Dataset records
##############################
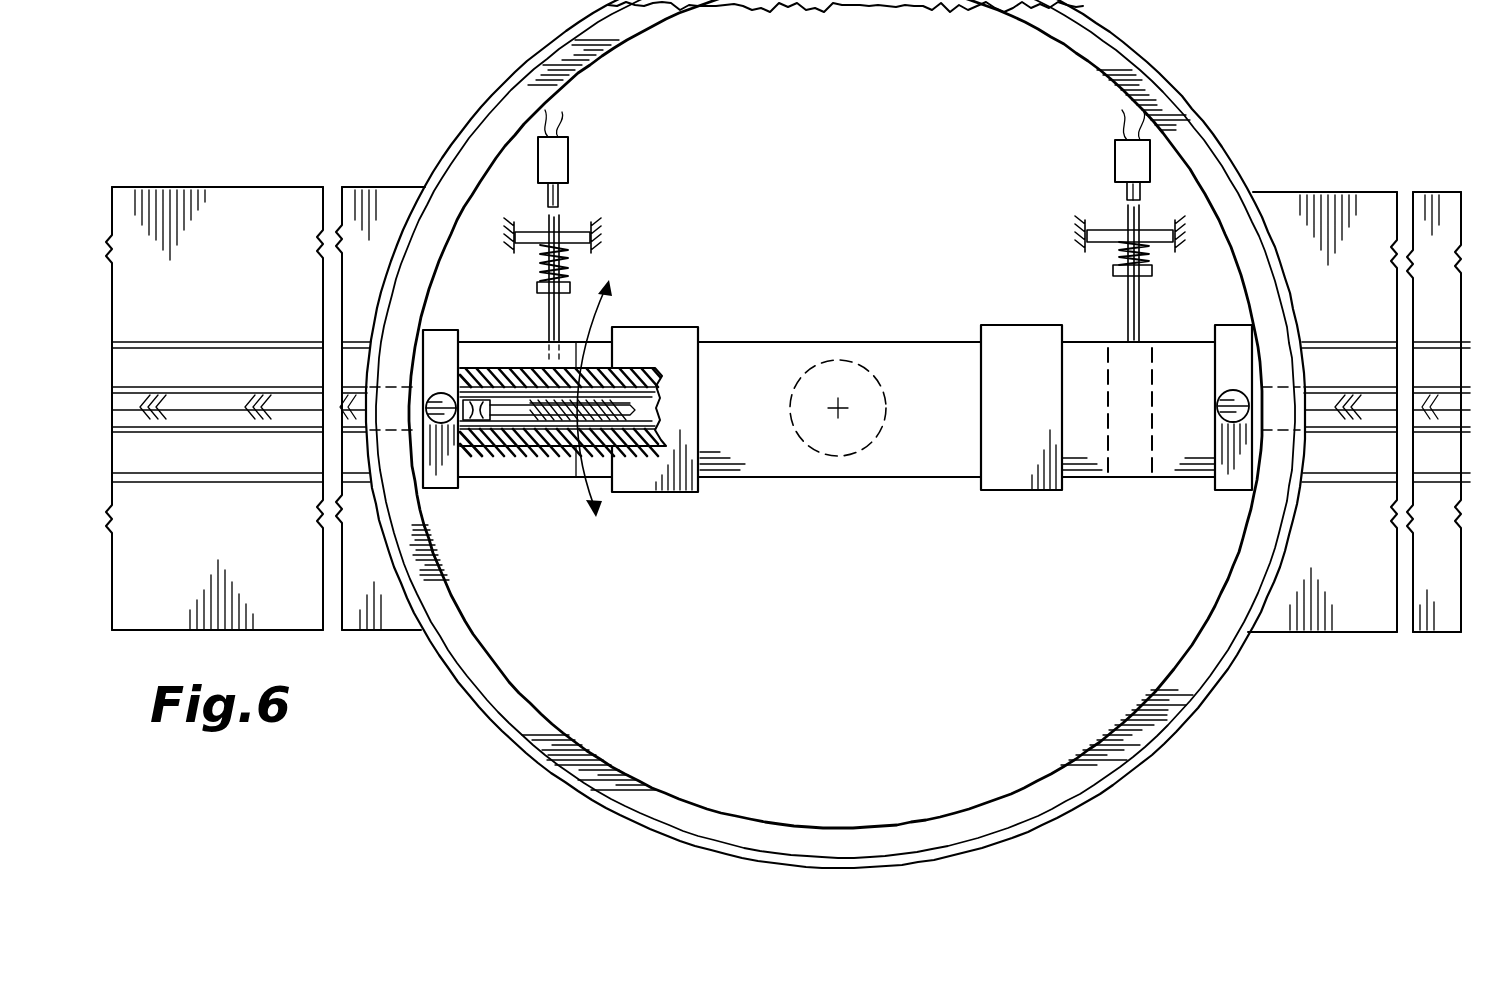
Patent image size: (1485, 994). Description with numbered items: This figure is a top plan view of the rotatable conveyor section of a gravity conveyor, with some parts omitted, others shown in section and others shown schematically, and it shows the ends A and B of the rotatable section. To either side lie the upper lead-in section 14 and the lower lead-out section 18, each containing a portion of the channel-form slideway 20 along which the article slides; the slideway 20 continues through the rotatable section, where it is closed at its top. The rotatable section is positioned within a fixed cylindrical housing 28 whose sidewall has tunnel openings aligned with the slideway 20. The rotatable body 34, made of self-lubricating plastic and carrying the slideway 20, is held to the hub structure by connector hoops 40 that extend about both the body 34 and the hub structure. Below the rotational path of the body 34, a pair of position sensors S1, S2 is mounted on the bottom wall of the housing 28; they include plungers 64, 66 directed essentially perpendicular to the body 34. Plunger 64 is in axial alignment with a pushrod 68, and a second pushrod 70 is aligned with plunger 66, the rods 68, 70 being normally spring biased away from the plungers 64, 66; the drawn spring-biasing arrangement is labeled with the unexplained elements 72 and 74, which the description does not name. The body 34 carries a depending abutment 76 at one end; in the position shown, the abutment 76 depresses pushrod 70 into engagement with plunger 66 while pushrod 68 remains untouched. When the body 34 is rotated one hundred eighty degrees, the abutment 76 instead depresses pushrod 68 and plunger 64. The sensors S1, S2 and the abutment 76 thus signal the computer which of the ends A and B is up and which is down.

The upper lead-in section 14 is at (248, 188).
The lower lead-out section 18 is at (1330, 192).
The slideway 20 is at (228, 398).
The cylindrical housing 28 is at (1210, 690).
The body 34 is at (768, 480).
The connector hoops 40 is at (680, 332).
The position sensor S1 is at (570, 157).
The position sensor S2 is at (1112, 163).
The plunger 64 is at (560, 200).
The plunger 66 is at (1128, 192).
The pushrod 68 is at (598, 290).
The second pushrod 70 is at (1127, 300).
The spring plunger 72 is at (540, 262).
The guide bracket 74 is at (1105, 240).
The depending abutment 76 is at (1130, 470).
The end A is at (472, 491).
The end B is at (1198, 496).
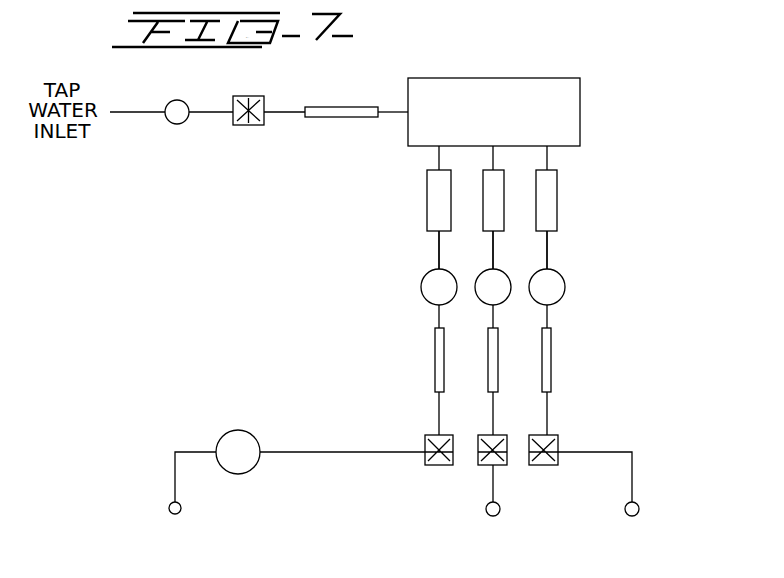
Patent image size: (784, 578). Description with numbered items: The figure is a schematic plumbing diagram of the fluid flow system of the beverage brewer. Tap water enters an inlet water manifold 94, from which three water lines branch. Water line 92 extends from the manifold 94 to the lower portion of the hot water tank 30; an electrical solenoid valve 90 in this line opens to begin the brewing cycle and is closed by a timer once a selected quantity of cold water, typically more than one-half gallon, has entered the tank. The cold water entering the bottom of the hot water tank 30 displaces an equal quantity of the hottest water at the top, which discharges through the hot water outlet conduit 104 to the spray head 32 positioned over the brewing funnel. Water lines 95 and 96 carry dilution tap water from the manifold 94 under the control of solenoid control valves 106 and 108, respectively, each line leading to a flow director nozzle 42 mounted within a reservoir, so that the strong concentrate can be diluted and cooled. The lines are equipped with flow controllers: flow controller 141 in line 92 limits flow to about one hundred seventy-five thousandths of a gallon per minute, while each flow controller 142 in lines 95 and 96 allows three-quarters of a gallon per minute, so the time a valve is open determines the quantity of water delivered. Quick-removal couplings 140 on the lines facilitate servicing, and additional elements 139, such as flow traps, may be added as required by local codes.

The inlet water manifold 94 is at (510, 78).
The elements 139 is at (247, 125).
The flow controller 141 is at (427, 195).
The flow controllers 142 is at (504, 189).
The water line 92 is at (439, 237).
The water line 96 is at (493, 251).
The water line 95 is at (547, 251).
The electrical solenoid valve 90 is at (424, 279).
The solenoid control valve 108 is at (508, 290).
The solenoid control valve 106 is at (565, 288).
The quick-removal couplings 140 is at (435, 346).
The hot water tank 30 is at (238, 430).
The hot water outlet conduit 104 is at (188, 452).
The spray head 32 is at (172, 514).
The flow director nozzle 42 is at (486, 512).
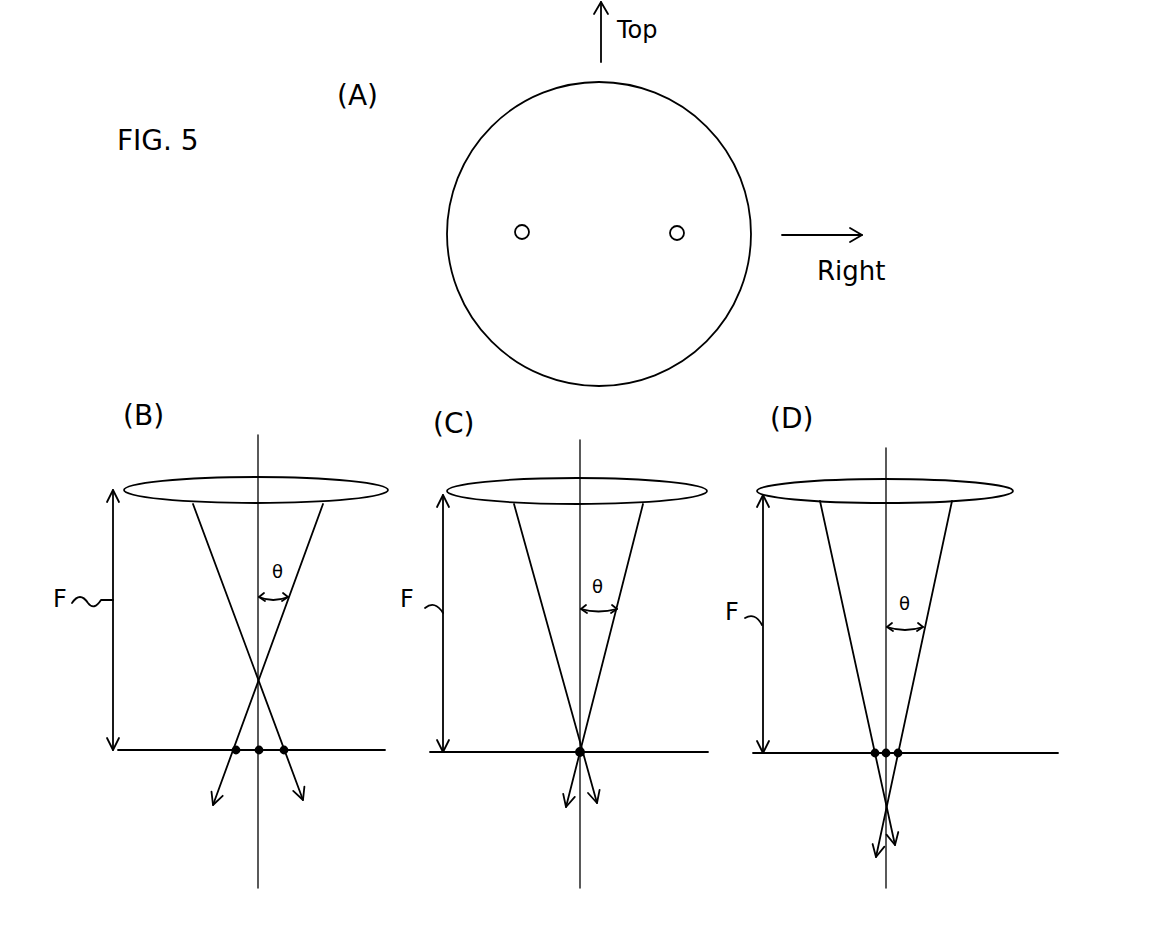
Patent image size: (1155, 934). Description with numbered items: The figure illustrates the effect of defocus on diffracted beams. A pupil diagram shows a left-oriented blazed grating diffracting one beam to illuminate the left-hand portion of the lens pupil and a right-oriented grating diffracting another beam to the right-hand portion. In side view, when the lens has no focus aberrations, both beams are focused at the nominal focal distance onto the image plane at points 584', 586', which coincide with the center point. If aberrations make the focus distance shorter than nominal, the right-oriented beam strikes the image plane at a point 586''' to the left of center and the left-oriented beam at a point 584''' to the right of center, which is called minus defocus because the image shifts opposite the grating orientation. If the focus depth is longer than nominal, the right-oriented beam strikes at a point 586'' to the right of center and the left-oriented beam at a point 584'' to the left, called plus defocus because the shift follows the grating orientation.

The point 584' is at (522, 712).
The point 586' is at (643, 716).
The point 584'' is at (835, 787).
The point 586'' is at (959, 779).
The point 584''' is at (342, 713).
The point 586''' is at (194, 713).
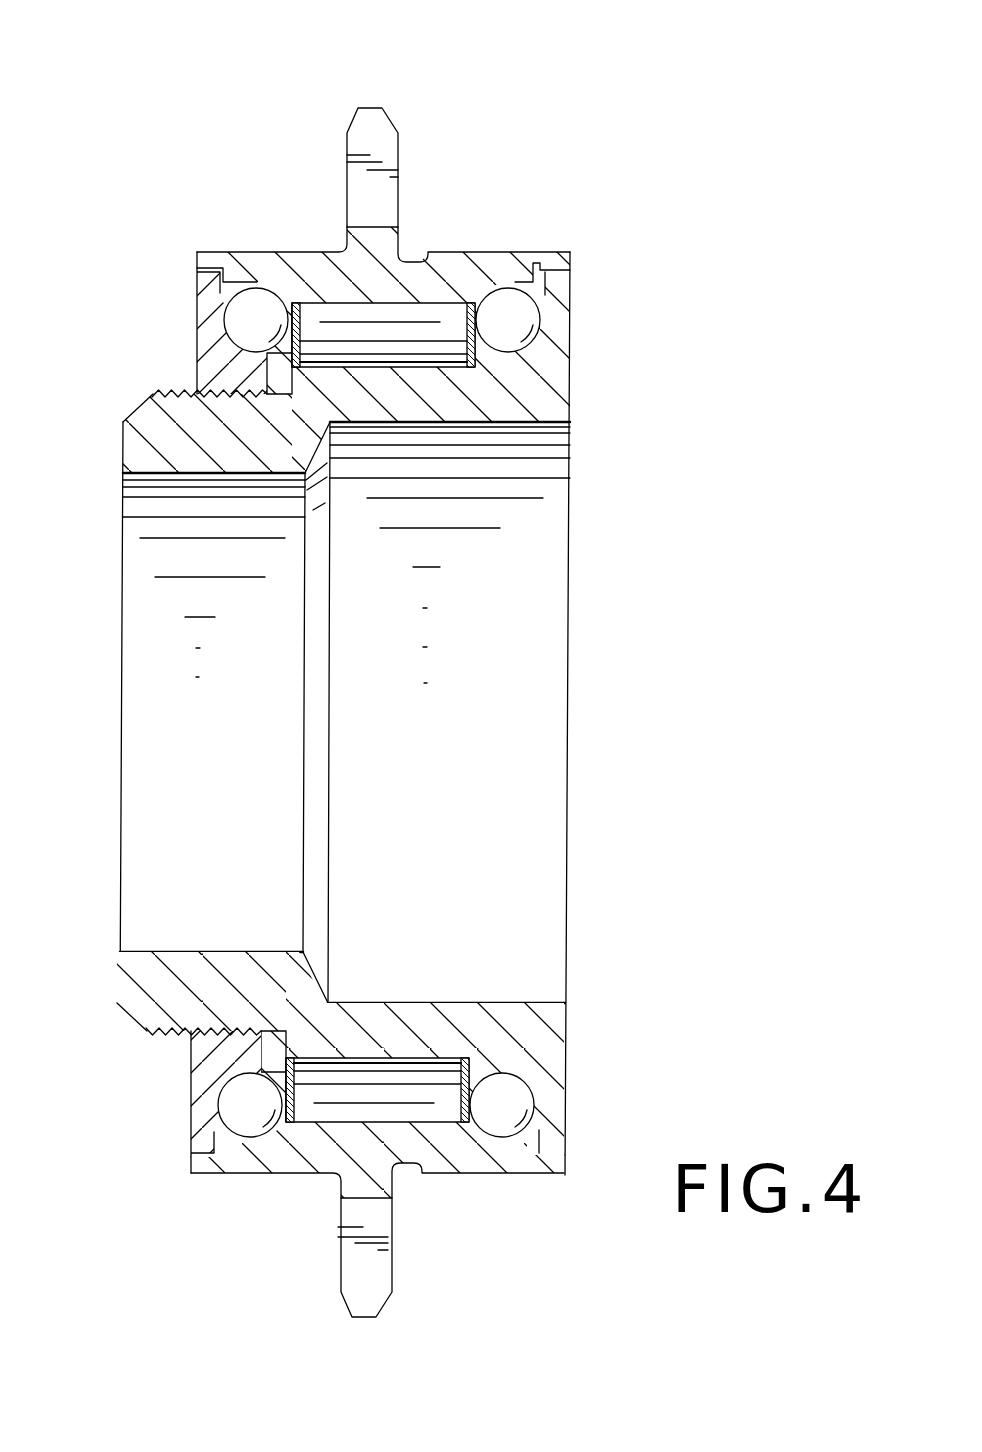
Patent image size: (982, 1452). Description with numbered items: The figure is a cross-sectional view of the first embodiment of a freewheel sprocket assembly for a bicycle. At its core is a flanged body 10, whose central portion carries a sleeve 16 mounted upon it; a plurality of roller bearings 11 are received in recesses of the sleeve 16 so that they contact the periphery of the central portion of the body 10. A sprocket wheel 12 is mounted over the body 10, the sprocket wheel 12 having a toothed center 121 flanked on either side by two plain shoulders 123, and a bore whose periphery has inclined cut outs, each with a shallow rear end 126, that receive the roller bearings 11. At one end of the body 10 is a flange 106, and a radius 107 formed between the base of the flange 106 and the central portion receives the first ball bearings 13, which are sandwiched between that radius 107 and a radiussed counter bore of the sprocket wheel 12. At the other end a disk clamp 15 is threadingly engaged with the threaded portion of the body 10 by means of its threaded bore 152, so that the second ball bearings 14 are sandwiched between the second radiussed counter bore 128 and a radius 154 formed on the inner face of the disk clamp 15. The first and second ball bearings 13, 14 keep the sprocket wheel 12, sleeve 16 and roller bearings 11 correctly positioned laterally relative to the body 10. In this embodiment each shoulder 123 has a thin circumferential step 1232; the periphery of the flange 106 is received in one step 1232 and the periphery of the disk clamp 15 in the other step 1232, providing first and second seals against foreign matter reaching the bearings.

The flanged body 10 is at (350, 376).
The roller bearings 11 is at (420, 312).
The sprocket wheel 12 is at (347, 227).
The toothed center 121 is at (384, 110).
The plain shoulders 123 is at (507, 251).
The circumferential step 1232 is at (205, 254).
The first ball bearings 13 is at (530, 305).
The second ball bearings 14 is at (237, 311).
The disk clamp 15 is at (207, 360).
The threaded bore 152 is at (197, 1028).
The radius 154 is at (218, 1092).
The sleeve 16 is at (281, 355).
The flange 106 is at (563, 292).
The radius 107 is at (525, 1086).
The shallow rear end 126 is at (494, 1142).
The second radiussed counter bore 128 is at (255, 1142).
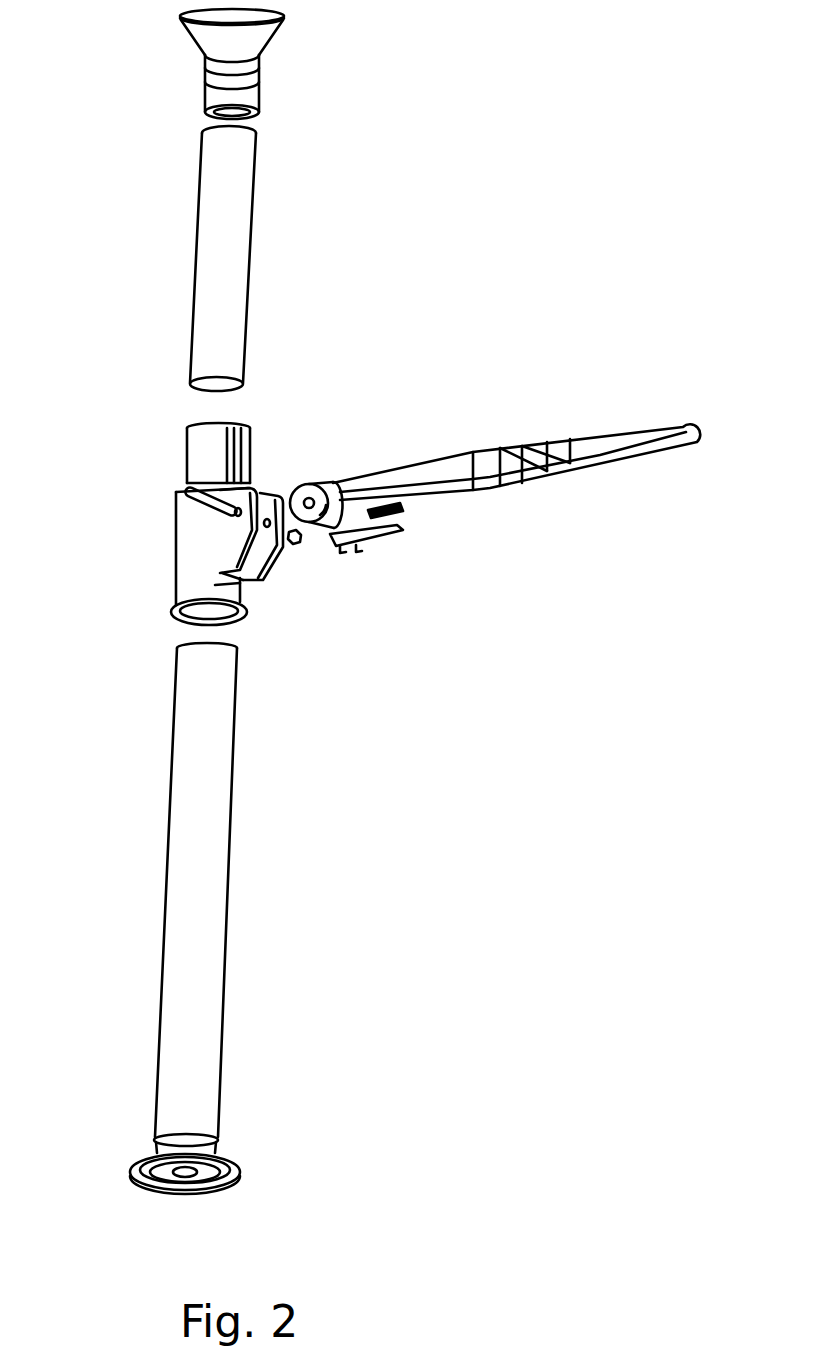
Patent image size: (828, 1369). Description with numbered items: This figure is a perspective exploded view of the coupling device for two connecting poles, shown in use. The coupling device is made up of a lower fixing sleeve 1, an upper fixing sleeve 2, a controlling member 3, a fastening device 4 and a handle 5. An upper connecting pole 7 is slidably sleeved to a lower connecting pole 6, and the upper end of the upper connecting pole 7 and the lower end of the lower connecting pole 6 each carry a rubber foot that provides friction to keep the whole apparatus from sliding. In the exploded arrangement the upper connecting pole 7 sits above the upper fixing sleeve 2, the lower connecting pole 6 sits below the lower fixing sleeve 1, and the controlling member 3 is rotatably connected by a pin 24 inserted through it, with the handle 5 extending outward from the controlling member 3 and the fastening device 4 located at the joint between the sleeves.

The lower fixing sleeve 1 is at (190, 558).
The upper fixing sleeve 2 is at (200, 445).
The controlling member 3 is at (340, 484).
The fastening device 4 is at (344, 632).
The handle 5 is at (627, 443).
The lower connecting pole 6 is at (200, 1042).
The upper connecting pole 7 is at (240, 200).
The pin 24 is at (190, 497).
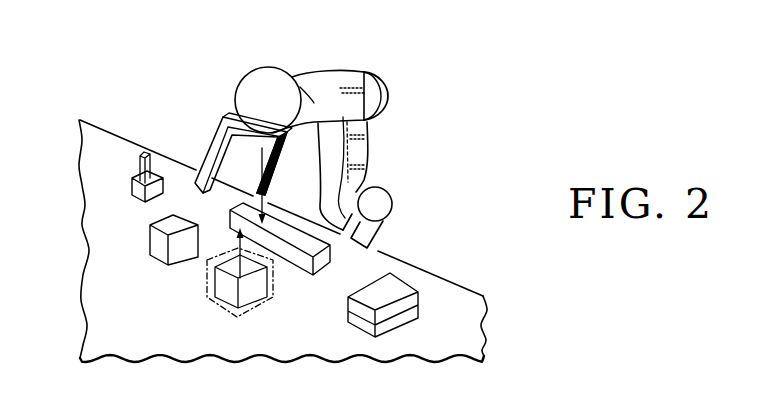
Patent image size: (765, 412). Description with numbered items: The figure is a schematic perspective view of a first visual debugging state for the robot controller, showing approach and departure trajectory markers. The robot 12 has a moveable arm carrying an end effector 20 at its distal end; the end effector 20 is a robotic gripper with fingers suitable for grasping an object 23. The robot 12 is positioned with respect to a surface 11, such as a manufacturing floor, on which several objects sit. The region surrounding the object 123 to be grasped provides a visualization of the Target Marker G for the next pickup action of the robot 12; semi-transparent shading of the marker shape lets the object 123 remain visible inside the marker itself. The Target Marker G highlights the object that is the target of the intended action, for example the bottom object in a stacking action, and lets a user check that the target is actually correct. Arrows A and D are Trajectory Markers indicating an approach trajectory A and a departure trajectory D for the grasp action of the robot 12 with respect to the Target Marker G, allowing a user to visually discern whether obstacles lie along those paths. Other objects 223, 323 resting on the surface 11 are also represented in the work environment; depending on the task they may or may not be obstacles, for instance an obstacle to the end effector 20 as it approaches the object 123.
##############################
**The request:** Report every line of the records that contains the word "inlet".

**Result of the exercise:**
Patent image size: (784, 578). Description with numbered items: The figure is a schematic plumbing diagram of the fluid flow system of the beverage brewer. Tap water enters an inlet water manifold 94, from which three water lines branch. Water line 92 extends from the manifold 94 to the lower portion of the hot water tank 30; an electrical solenoid valve 90 in this line opens to begin the brewing cycle and is closed by a timer once a selected quantity of cold water, typically more than one-half gallon, has entered the tank. The cold water entering the bottom of the hot water tank 30 displaces an equal quantity of the hottest water at the top, which discharges through the hot water outlet conduit 104 to the spray head 32 positioned over the brewing funnel. Water lines 95 and 96 carry dilution tap water from the manifold 94 under the control of solenoid control valves 106 and 108, respectively, each line leading to a flow director nozzle 42 mounted within a reservoir, so that the strong concentrate can be diluted and cooled. The lines are equipped with flow controllers: flow controller 141 in line 92 limits flow to about one hundred seventy-five thousandths of a gallon per minute, while each flow controller 142 in lines 95 and 96 allows three-quarters of a gallon per minute, so the time a valve is open determines the quantity of water delivered. Quick-removal couplings 140 on the lines facilitate servicing, and additional elements 139, such as flow traps, may be added as required by local codes.
The inlet water manifold 94 is at (510, 78).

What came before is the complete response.